▶ **Problem description**: Give the data again exactly as written, skipping any pictures.

---------------

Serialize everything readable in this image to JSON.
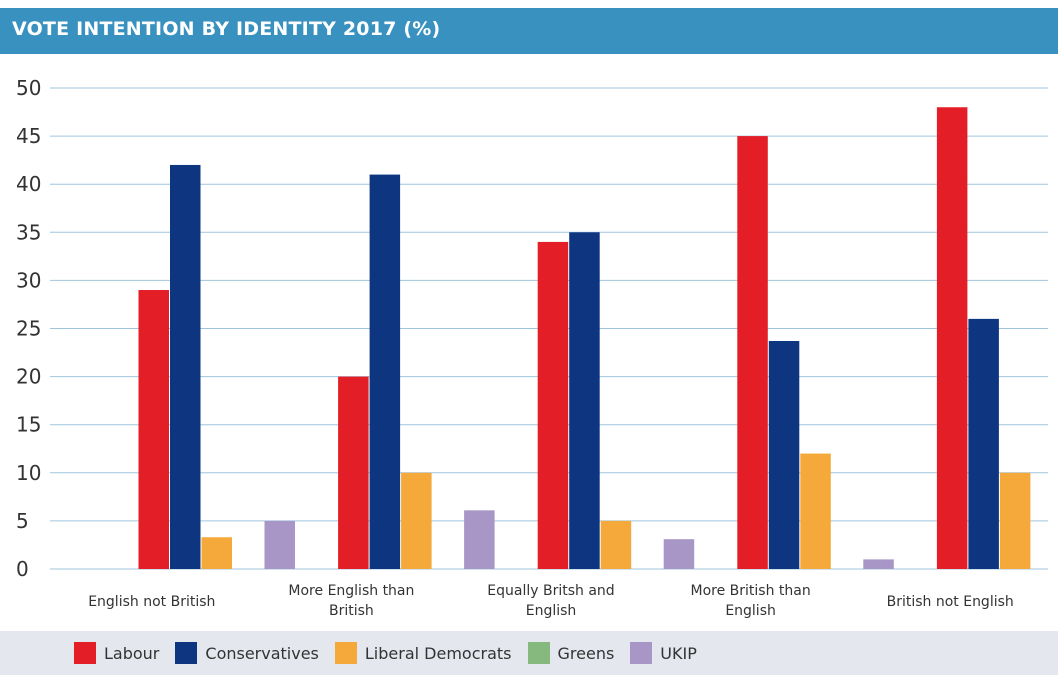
{
  "header": {
    "title": "VOTE INTENTION BY IDENTITY 2017 (%)"
  },
  "colors": {
    "header_bg": "#3891bf",
    "Labour": "#e41e26",
    "Conservatives": "#0e3680",
    "Liberal Democrats": "#f4a93a",
    "Greens": "#86b97d",
    "UKIP": "#a896c6"
  },
  "chart_data": {
    "type": "bar",
    "title": "VOTE INTENTION BY IDENTITY 2017 (%)",
    "categories": [
      [
        "English not British"
      ],
      [
        "More English than",
        "British"
      ],
      [
        "Equally Britsh and",
        "English"
      ],
      [
        "More British than",
        "English"
      ],
      [
        "British not English"
      ]
    ],
    "series": [
      {
        "name": "Labour",
        "color": "#e41e26",
        "values": [
          29,
          20,
          34,
          45,
          48
        ]
      },
      {
        "name": "Conservatives",
        "color": "#0e3680",
        "values": [
          42,
          41,
          35,
          23.7,
          26
        ]
      },
      {
        "name": "Liberal Democrats",
        "color": "#f4a93a",
        "values": [
          3.3,
          10,
          5,
          12,
          10
        ]
      },
      {
        "name": "Greens",
        "color": "#86b97d",
        "values": [
          0,
          0,
          0,
          0,
          0
        ]
      },
      {
        "name": "UKIP",
        "color": "#a896c6",
        "values": [
          5,
          6.1,
          3.1,
          1,
          1
        ]
      }
    ],
    "yticks": [
      "0",
      "5",
      "10",
      "15",
      "20",
      "25",
      "30",
      "35",
      "40",
      "45",
      "50"
    ],
    "ylim": [
      0,
      50
    ],
    "grid": true,
    "legend_position": "bottom"
  }
}
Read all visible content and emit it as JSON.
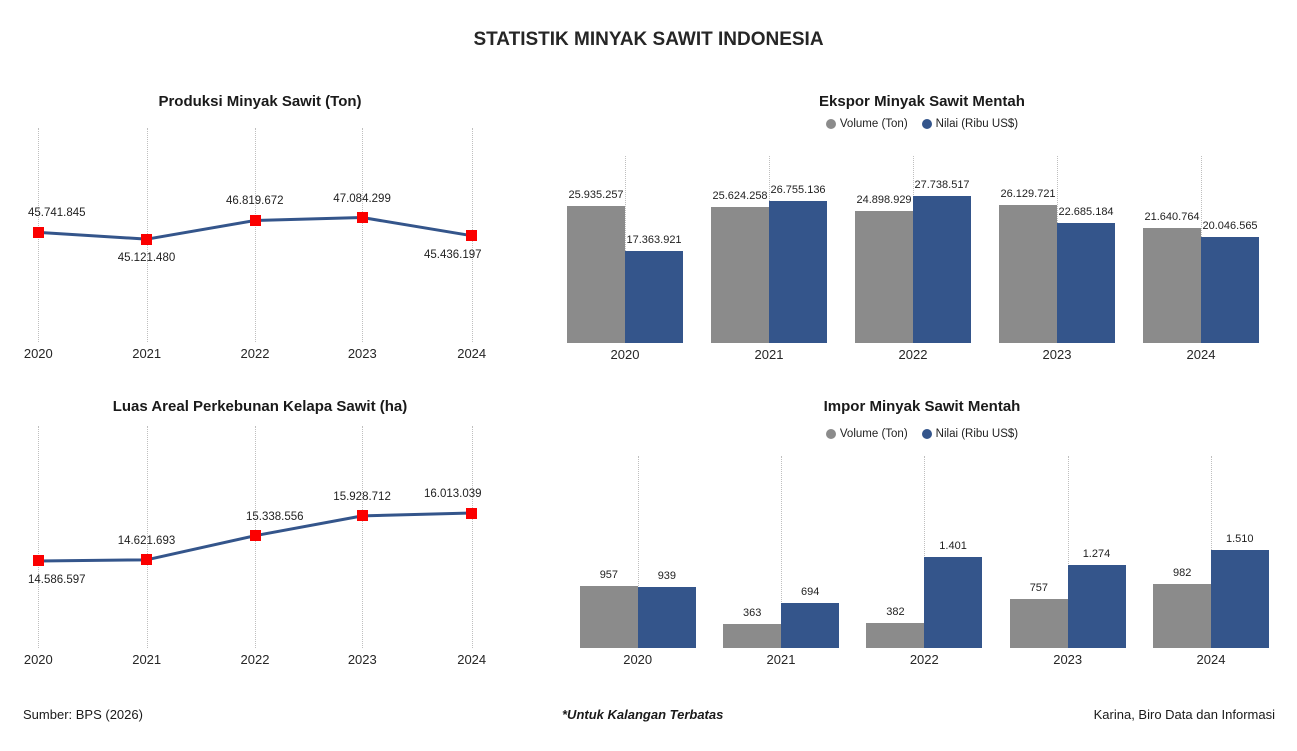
{
  "page": {
    "title": "STATISTIK MINYAK SAWIT INDONESIA",
    "footer": {
      "source": "Sumber: BPS (2026)",
      "note": "*Untuk Kalangan Terbatas",
      "credit": "Karina, Biro Data dan Informasi"
    }
  },
  "colors": {
    "bar_gray": "#8B8B8B",
    "bar_blue": "#34558B",
    "line_blue": "#34558B",
    "marker_red": "#FB0000",
    "gridline": "#BFBFBF",
    "text": "#1F1F1F"
  },
  "chart_data": [
    {
      "id": "produksi",
      "type": "line",
      "title": "Produksi Minyak Sawit (Ton)",
      "categories": [
        "2020",
        "2021",
        "2022",
        "2023",
        "2024"
      ],
      "values": [
        45741845,
        45121480,
        46819672,
        47084299,
        45436197
      ],
      "labels": [
        "45.741.845",
        "45.121.480",
        "46.819.672",
        "47.084.299",
        "45.436.197"
      ],
      "label_side": [
        "above",
        "below",
        "above",
        "above",
        "below"
      ],
      "ylim": [
        35800000,
        55200000
      ],
      "grid": "vertical-dotted",
      "line_color": "#34558B",
      "marker": "red-square",
      "marker_color": "#FB0000",
      "xlabel": "",
      "ylabel": ""
    },
    {
      "id": "ekspor",
      "type": "bar",
      "title": "Ekspor Minyak Sawit Mentah",
      "categories": [
        "2020",
        "2021",
        "2022",
        "2023",
        "2024"
      ],
      "series": [
        {
          "name": "Volume (Ton)",
          "color": "#8B8B8B",
          "values": [
            25935257,
            25624258,
            24898929,
            26129721,
            21640764
          ],
          "labels": [
            "25.935.257",
            "25.624.258",
            "24.898.929",
            "26.129.721",
            "21.640.764"
          ]
        },
        {
          "name": "Nilai (Ribu US$)",
          "color": "#34558B",
          "values": [
            17363921,
            26755136,
            27738517,
            22685184,
            20046565
          ],
          "labels": [
            "17.363.921",
            "26.755.136",
            "27.738.517",
            "22.685.184",
            "20.046.565"
          ]
        }
      ],
      "legend_position": "top",
      "ylim": [
        0,
        27738517
      ],
      "grid": "vertical-dotted"
    },
    {
      "id": "luas",
      "type": "line",
      "title": "Luas Areal Perkebunan Kelapa Sawit (ha)",
      "categories": [
        "2020",
        "2021",
        "2022",
        "2023",
        "2024"
      ],
      "values": [
        14586597,
        14621693,
        15338556,
        15928712,
        16013039
      ],
      "labels": [
        "14.586.597",
        "14.621.693",
        "15.338.556",
        "15.928.712",
        "16.013.039"
      ],
      "label_side": [
        "below",
        "above",
        "above",
        "above",
        "above"
      ],
      "ylim": [
        12000000,
        18600000
      ],
      "grid": "vertical-dotted",
      "line_color": "#34558B",
      "marker": "red-square",
      "marker_color": "#FB0000",
      "xlabel": "",
      "ylabel": ""
    },
    {
      "id": "impor",
      "type": "bar",
      "title": "Impor Minyak Sawit Mentah",
      "categories": [
        "2020",
        "2021",
        "2022",
        "2023",
        "2024"
      ],
      "series": [
        {
          "name": "Volume (Ton)",
          "color": "#8B8B8B",
          "values": [
            957,
            363,
            382,
            757,
            982
          ],
          "labels": [
            "957",
            "363",
            "382",
            "757",
            "982"
          ]
        },
        {
          "name": "Nilai (Ribu US$)",
          "color": "#34558B",
          "values": [
            939,
            694,
            1401,
            1274,
            1510
          ],
          "labels": [
            "939",
            "694",
            "1.401",
            "1.274",
            "1.510"
          ]
        }
      ],
      "legend_position": "top",
      "ylim": [
        0,
        1510
      ],
      "grid": "vertical-dotted"
    }
  ]
}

---------------

▶ **Written response**:
Serialize everything readable in this image to JSON.
{
  "header": {
    "title": "VOTE INTENTION BY IDENTITY 2017 (%)"
  },
  "colors": {
    "header_bg": "#3891bf",
    "Labour": "#e41e26",
    "Conservatives": "#0e3680",
    "Liberal Democrats": "#f4a93a",
    "Greens": "#86b97d",
    "UKIP": "#a896c6"
  },
  "chart_data": {
    "type": "bar",
    "title": "VOTE INTENTION BY IDENTITY 2017 (%)",
    "categories": [
      [
        "English not British"
      ],
      [
        "More English than",
        "British"
      ],
      [
        "Equally Britsh and",
        "English"
      ],
      [
        "More British than",
        "English"
      ],
      [
        "British not English"
      ]
    ],
    "series": [
      {
        "name": "Labour",
        "color": "#e41e26",
        "values": [
          29,
          20,
          34,
          45,
          48
        ]
      },
      {
        "name": "Conservatives",
        "color": "#0e3680",
        "values": [
          42,
          41,
          35,
          23.7,
          26
        ]
      },
      {
        "name": "Liberal Democrats",
        "color": "#f4a93a",
        "values": [
          3.3,
          10,
          5,
          12,
          10
        ]
      },
      {
        "name": "Greens",
        "color": "#86b97d",
        "values": [
          0,
          0,
          0,
          0,
          0
        ]
      },
      {
        "name": "UKIP",
        "color": "#a896c6",
        "values": [
          5,
          6.1,
          3.1,
          1,
          1
        ]
      }
    ],
    "yticks": [
      "0",
      "5",
      "10",
      "15",
      "20",
      "25",
      "30",
      "35",
      "40",
      "45",
      "50"
    ],
    "ylim": [
      0,
      50
    ],
    "grid": true,
    "legend_position": "bottom"
  }
}
Read all visible content and emit it as JSON.
{
  "page": {
    "title": "STATISTIK MINYAK SAWIT INDONESIA",
    "footer": {
      "source": "Sumber: BPS (2026)",
      "note": "*Untuk Kalangan Terbatas",
      "credit": "Karina, Biro Data dan Informasi"
    }
  },
  "colors": {
    "bar_gray": "#8B8B8B",
    "bar_blue": "#34558B",
    "line_blue": "#34558B",
    "marker_red": "#FB0000",
    "gridline": "#BFBFBF",
    "text": "#1F1F1F"
  },
  "chart_data": [
    {
      "id": "produksi",
      "type": "line",
      "title": "Produksi Minyak Sawit (Ton)",
      "categories": [
        "2020",
        "2021",
        "2022",
        "2023",
        "2024"
      ],
      "values": [
        45741845,
        45121480,
        46819672,
        47084299,
        45436197
      ],
      "labels": [
        "45.741.845",
        "45.121.480",
        "46.819.672",
        "47.084.299",
        "45.436.197"
      ],
      "label_side": [
        "above",
        "below",
        "above",
        "above",
        "below"
      ],
      "ylim": [
        35800000,
        55200000
      ],
      "grid": "vertical-dotted",
      "line_color": "#34558B",
      "marker": "red-square",
      "marker_color": "#FB0000",
      "xlabel": "",
      "ylabel": ""
    },
    {
      "id": "ekspor",
      "type": "bar",
      "title": "Ekspor Minyak Sawit Mentah",
      "categories": [
        "2020",
        "2021",
        "2022",
        "2023",
        "2024"
      ],
      "series": [
        {
          "name": "Volume (Ton)",
          "color": "#8B8B8B",
          "values": [
            25935257,
            25624258,
            24898929,
            26129721,
            21640764
          ],
          "labels": [
            "25.935.257",
            "25.624.258",
            "24.898.929",
            "26.129.721",
            "21.640.764"
          ]
        },
        {
          "name": "Nilai (Ribu US$)",
          "color": "#34558B",
          "values": [
            17363921,
            26755136,
            27738517,
            22685184,
            20046565
          ],
          "labels": [
            "17.363.921",
            "26.755.136",
            "27.738.517",
            "22.685.184",
            "20.046.565"
          ]
        }
      ],
      "legend_position": "top",
      "ylim": [
        0,
        27738517
      ],
      "grid": "vertical-dotted"
    },
    {
      "id": "luas",
      "type": "line",
      "title": "Luas Areal Perkebunan Kelapa Sawit (ha)",
      "categories": [
        "2020",
        "2021",
        "2022",
        "2023",
        "2024"
      ],
      "values": [
        14586597,
        14621693,
        15338556,
        15928712,
        16013039
      ],
      "labels": [
        "14.586.597",
        "14.621.693",
        "15.338.556",
        "15.928.712",
        "16.013.039"
      ],
      "label_side": [
        "below",
        "above",
        "above",
        "above",
        "above"
      ],
      "ylim": [
        12000000,
        18600000
      ],
      "grid": "vertical-dotted",
      "line_color": "#34558B",
      "marker": "red-square",
      "marker_color": "#FB0000",
      "xlabel": "",
      "ylabel": ""
    },
    {
      "id": "impor",
      "type": "bar",
      "title": "Impor Minyak Sawit Mentah",
      "categories": [
        "2020",
        "2021",
        "2022",
        "2023",
        "2024"
      ],
      "series": [
        {
          "name": "Volume (Ton)",
          "color": "#8B8B8B",
          "values": [
            957,
            363,
            382,
            757,
            982
          ],
          "labels": [
            "957",
            "363",
            "382",
            "757",
            "982"
          ]
        },
        {
          "name": "Nilai (Ribu US$)",
          "color": "#34558B",
          "values": [
            939,
            694,
            1401,
            1274,
            1510
          ],
          "labels": [
            "939",
            "694",
            "1.401",
            "1.274",
            "1.510"
          ]
        }
      ],
      "legend_position": "top",
      "ylim": [
        0,
        1510
      ],
      "grid": "vertical-dotted"
    }
  ]
}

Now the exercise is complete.